- Texto

João Moreira Salles: "Fiz o filme para me curar"
Em seu novo documentário, “Santiago”, que estréia neste mês, João Moreira Salles se expõe como nunca em sua obra. Ele conta que concluiu o longa em meio a uma crise pessoal e que pretende abandonar o cinema
Se “Santiago” apenas retratasse um mordomo exótico, seria um filme curioso, como os inúmeros que abrem espaço para personagens incomuns. Se desenhasse o mesmo retrato e ainda desnudasse os bastidores do fazer cinematográfico, seria um filme curioso dentro da extensa família de produções que pensam sobre si próprias. O novo trabalho de João Moreira Salles exibe as duas características, mas também uma terceira, o que o torna absolutamente original e, talvez, um marco entre os documentários brasileiros.
Por partes: o mordomo em questão se chamava Santiago Badariotti Merlo. Argentino de sangue italiano, trabalhou durante três décadas para o banqueiro e diplomata Walther Moreira Salles, pai de João e de outro cineasta, Walter Salles. Certamente, pouquíssimas figuras conseguiriam se revelar tão peculiares quanto Santiago, um tipo que tocava castanholas e venerava música erudita. Pelas manhãs, separava pequenos pedaços de papéis, preenchia-os com aforismos (“abortos mentais”, explicava) e os disseminava por todo canto. Não bastasse, encontrava tempo para elaborar uma espécie de enciclopédia, em que registrava a biografia de reis, aristocratas, chefes indígenas, astros de Hollywood e da TV. Algo como a história universal das celebridades. Eram centenas e centenas de listas, que o acompanharam até a morte, em 1994.

- Trecho da fonte
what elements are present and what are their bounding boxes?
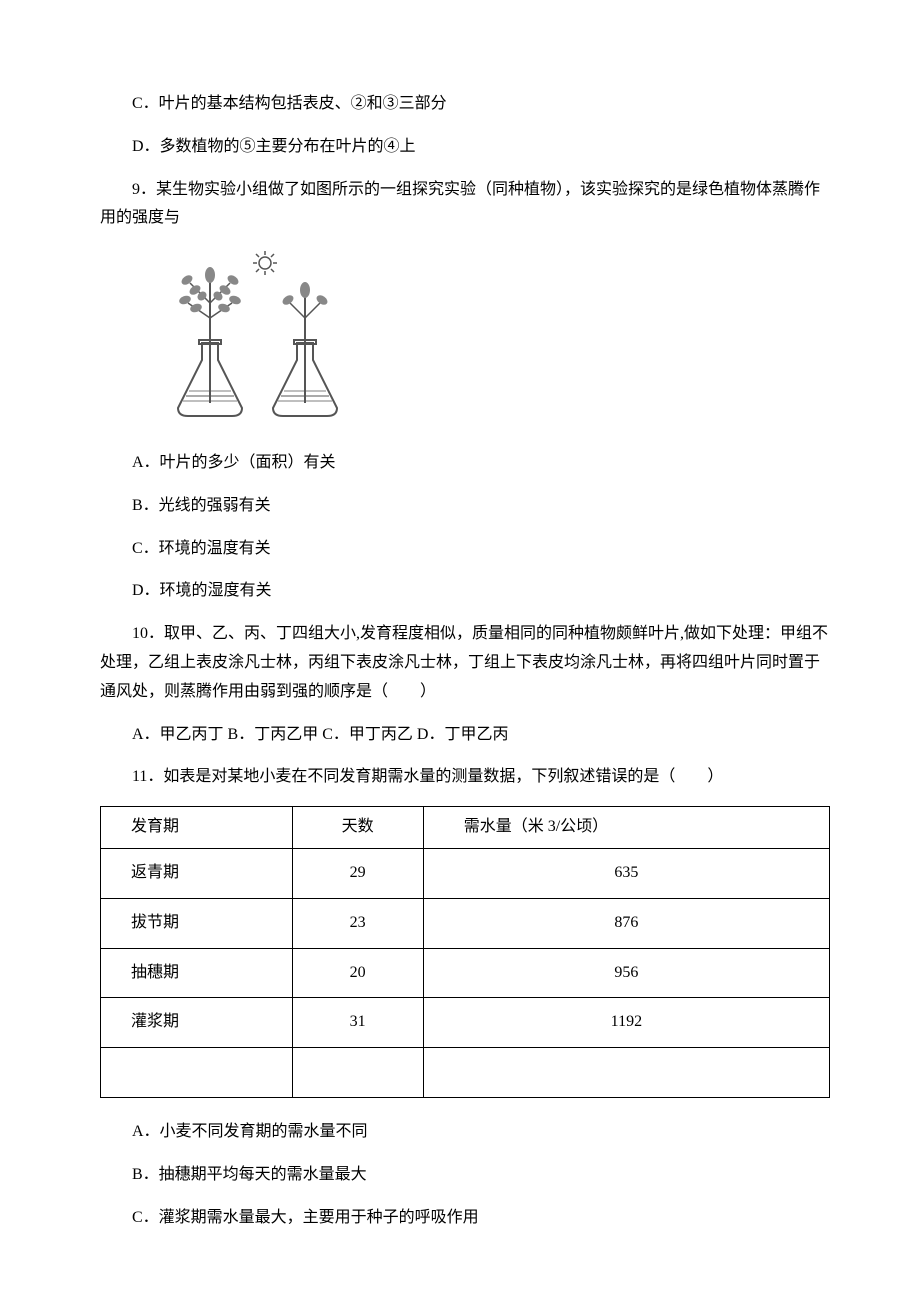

- Desafios
A. De acordo com o texto sobre "Santiago", por quanto tempo o mordomo trabalhou para Walther Moreira Salles?
B. Transcreva do texto sobre "Santiago" tudo o que vai de "Por partes: o" até "morte, em 1994.".
O material não tem relação com o texto sobre "Santiago".

- Respostas em ordem
A. Durante três décadas.

B.
Por partes: o mordomo em questão se chamava Santiago Badariotti Merlo. Argentino de sangue italiano, trabalhou durante três décadas para o banqueiro e diplomata Walther Moreira Salles, pai de João e de outro cineasta, Walter Salles. Certamente, pouquíssimas figuras conseguiriam se revelar tão peculiares quanto Santiago, um tipo que tocava castanholas e venerava música erudita. Pelas manhãs, separava pequenos pedaços de papéis, preenchia-os com aforismos (“abortos mentais”, explicava) e os disseminava por todo canto. Não bastasse, encontrava tempo para elaborar uma espécie de enciclopédia, em que registrava a biografia de reis, aristocratas, chefes indígenas, astros de Hollywood e da TV. Algo como a história universal das celebridades. Eram centenas e centenas de listas, que o acompanharam até a morte, em 1994.